PROBLEM STATEMENT ->
Count how many lines of the material contain the string "Fordism", then give that number and nothing more.

EXERCISE INPUTS ->

——

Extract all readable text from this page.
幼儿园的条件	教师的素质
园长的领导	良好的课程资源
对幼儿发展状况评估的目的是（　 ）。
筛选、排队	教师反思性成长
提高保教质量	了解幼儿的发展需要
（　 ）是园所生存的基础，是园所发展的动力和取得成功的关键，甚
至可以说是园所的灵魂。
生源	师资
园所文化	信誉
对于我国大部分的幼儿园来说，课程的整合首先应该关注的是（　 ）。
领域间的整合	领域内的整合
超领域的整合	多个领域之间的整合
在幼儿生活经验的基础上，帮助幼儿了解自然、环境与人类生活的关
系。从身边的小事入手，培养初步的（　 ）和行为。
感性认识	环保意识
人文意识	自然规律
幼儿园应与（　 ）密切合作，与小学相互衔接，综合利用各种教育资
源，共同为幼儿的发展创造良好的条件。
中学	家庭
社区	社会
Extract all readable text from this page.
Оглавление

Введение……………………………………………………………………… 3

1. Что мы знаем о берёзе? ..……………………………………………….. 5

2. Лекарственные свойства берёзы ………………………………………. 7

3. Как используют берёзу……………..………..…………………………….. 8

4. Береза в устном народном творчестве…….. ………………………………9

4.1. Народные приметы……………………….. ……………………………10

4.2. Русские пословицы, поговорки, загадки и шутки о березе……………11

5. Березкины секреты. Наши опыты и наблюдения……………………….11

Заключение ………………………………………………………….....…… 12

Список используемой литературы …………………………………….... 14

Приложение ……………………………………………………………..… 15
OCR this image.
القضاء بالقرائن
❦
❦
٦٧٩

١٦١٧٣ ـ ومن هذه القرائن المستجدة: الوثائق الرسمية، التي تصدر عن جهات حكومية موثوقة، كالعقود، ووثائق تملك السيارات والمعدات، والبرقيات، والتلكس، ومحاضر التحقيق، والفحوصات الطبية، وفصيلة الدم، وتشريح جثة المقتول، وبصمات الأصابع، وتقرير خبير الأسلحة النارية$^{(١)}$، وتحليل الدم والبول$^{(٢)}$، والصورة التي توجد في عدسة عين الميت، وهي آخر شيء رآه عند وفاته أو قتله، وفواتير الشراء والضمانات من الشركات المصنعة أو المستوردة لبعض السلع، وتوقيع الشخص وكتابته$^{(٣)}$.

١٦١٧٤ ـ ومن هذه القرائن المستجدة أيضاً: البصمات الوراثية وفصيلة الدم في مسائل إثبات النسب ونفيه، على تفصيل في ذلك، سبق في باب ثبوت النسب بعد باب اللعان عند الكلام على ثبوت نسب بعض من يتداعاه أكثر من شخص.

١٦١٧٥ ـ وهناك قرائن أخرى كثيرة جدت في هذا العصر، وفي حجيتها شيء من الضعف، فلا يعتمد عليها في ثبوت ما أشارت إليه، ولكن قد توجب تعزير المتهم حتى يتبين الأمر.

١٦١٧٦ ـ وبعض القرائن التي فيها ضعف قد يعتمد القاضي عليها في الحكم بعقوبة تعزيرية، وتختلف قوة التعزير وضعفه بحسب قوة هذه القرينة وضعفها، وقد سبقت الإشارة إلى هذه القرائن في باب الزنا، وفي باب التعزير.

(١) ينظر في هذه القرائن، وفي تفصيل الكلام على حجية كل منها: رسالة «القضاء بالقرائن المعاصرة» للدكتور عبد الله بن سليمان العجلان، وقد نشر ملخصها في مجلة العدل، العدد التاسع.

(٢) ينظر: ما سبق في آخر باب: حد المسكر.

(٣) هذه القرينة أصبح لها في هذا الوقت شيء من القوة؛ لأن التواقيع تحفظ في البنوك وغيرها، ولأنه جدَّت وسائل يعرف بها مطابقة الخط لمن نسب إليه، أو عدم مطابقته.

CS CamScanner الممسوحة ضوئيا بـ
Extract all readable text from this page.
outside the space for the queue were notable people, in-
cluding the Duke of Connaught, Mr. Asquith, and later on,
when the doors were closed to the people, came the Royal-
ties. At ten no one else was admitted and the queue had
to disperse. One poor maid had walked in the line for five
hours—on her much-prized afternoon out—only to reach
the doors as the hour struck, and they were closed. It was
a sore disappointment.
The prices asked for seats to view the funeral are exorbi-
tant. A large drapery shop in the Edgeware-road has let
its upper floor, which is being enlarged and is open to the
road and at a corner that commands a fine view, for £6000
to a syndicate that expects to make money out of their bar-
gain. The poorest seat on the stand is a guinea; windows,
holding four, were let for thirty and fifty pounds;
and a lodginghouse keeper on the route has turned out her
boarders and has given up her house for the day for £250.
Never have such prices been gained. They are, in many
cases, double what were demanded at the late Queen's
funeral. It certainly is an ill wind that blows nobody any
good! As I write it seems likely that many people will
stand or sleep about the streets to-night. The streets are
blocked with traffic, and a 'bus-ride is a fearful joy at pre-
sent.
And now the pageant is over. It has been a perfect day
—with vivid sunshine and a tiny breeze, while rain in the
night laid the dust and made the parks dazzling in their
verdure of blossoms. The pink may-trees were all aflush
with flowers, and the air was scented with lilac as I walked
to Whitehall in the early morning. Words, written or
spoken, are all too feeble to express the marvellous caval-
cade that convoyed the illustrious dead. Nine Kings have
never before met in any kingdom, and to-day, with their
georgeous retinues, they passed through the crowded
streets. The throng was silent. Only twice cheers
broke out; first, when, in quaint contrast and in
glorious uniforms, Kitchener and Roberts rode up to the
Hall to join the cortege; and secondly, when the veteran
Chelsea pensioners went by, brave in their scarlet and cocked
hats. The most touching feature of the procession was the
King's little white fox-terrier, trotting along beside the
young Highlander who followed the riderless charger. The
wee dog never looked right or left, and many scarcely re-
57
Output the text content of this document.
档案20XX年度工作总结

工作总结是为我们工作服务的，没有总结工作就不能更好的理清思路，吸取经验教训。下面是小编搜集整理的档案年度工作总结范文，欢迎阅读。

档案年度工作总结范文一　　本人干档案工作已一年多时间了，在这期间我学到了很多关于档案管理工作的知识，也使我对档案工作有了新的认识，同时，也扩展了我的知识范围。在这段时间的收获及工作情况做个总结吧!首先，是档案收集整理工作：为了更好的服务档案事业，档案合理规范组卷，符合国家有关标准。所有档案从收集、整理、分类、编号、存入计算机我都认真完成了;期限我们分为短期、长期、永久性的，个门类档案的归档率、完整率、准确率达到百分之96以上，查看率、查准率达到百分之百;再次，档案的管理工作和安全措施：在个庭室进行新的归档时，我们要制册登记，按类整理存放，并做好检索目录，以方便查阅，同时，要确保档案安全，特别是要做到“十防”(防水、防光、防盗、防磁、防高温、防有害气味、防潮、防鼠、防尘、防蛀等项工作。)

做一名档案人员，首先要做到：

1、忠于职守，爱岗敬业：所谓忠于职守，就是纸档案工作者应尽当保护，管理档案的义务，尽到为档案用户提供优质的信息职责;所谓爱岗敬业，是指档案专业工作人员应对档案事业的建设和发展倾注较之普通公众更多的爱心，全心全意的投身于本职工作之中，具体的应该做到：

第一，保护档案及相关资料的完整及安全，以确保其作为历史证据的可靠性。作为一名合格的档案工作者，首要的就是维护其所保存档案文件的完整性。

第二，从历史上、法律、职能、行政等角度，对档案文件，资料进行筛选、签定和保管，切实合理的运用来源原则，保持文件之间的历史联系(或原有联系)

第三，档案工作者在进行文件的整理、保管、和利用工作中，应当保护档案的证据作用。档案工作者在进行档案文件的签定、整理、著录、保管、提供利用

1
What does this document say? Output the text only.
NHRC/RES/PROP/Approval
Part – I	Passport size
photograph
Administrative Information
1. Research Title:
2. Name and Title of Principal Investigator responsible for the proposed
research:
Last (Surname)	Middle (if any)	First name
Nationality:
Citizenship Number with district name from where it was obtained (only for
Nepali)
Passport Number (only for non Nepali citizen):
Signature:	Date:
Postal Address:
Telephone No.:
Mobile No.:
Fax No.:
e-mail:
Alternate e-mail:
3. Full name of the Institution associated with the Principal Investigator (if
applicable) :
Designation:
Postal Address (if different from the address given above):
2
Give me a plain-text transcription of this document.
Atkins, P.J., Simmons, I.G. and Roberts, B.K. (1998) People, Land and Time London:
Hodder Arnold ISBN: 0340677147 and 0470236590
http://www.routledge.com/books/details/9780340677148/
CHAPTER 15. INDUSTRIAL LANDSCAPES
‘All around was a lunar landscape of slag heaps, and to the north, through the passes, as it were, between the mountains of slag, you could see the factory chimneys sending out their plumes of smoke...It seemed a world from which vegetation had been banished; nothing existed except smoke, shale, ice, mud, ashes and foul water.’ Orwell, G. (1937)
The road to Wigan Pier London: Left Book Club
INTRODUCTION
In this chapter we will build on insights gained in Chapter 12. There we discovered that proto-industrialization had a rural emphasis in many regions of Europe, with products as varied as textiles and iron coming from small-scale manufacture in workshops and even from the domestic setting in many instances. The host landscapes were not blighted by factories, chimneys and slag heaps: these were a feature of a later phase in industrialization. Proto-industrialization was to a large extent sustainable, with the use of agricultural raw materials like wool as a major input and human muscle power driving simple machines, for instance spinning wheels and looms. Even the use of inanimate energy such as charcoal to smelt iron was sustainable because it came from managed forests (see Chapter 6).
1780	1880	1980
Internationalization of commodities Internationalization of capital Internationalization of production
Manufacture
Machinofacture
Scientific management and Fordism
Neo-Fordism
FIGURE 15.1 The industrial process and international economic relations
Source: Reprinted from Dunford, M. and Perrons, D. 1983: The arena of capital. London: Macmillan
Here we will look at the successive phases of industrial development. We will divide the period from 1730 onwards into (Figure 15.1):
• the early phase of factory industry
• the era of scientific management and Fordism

——

RESULT OF THE EXERCISE ->
3